* Direction: Show every line where "chilies" occurs.

* Data to process:
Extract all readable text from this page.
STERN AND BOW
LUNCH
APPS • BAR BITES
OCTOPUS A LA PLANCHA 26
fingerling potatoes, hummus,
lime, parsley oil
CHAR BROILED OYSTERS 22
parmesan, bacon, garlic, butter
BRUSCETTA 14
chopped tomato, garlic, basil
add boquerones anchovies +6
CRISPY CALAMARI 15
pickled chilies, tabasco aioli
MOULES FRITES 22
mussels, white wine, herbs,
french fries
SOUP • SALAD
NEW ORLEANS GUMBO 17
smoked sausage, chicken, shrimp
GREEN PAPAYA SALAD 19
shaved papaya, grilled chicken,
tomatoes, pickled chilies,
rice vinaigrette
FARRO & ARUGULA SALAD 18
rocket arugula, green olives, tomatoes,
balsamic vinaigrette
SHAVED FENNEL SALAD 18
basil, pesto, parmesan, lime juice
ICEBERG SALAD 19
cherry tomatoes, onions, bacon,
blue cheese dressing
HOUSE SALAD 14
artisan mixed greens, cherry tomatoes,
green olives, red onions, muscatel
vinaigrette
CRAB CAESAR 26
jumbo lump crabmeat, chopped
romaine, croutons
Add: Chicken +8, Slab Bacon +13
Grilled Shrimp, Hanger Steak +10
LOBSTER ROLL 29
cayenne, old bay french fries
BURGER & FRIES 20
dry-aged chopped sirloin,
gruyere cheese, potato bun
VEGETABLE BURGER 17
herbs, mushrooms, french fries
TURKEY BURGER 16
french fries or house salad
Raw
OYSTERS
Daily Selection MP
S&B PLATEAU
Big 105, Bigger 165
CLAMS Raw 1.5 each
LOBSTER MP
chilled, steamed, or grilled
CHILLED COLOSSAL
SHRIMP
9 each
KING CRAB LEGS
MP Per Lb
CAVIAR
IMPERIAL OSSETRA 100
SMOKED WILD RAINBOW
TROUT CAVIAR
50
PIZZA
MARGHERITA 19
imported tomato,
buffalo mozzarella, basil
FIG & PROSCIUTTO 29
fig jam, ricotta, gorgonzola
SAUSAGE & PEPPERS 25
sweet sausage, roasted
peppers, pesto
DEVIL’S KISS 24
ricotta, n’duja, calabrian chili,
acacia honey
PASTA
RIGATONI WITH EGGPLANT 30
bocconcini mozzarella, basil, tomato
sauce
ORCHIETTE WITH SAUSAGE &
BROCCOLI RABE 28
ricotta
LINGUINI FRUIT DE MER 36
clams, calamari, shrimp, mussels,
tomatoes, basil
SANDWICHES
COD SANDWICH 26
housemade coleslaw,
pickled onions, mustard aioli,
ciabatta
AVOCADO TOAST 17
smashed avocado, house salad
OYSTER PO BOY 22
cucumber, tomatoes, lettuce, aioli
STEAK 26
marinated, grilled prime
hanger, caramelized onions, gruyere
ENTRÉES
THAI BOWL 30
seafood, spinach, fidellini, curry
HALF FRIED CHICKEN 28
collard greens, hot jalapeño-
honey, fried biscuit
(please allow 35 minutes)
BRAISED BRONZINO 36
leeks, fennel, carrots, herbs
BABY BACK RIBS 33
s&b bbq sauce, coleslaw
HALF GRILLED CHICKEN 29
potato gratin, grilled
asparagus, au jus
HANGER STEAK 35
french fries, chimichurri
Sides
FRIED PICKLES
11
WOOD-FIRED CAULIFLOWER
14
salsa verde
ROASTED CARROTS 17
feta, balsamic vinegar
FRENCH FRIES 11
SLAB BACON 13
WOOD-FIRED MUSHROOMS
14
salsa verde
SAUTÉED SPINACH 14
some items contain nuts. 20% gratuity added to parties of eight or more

* Worked answer:
pickled chilies, tabasco aioli
tomatoes, pickled chilies,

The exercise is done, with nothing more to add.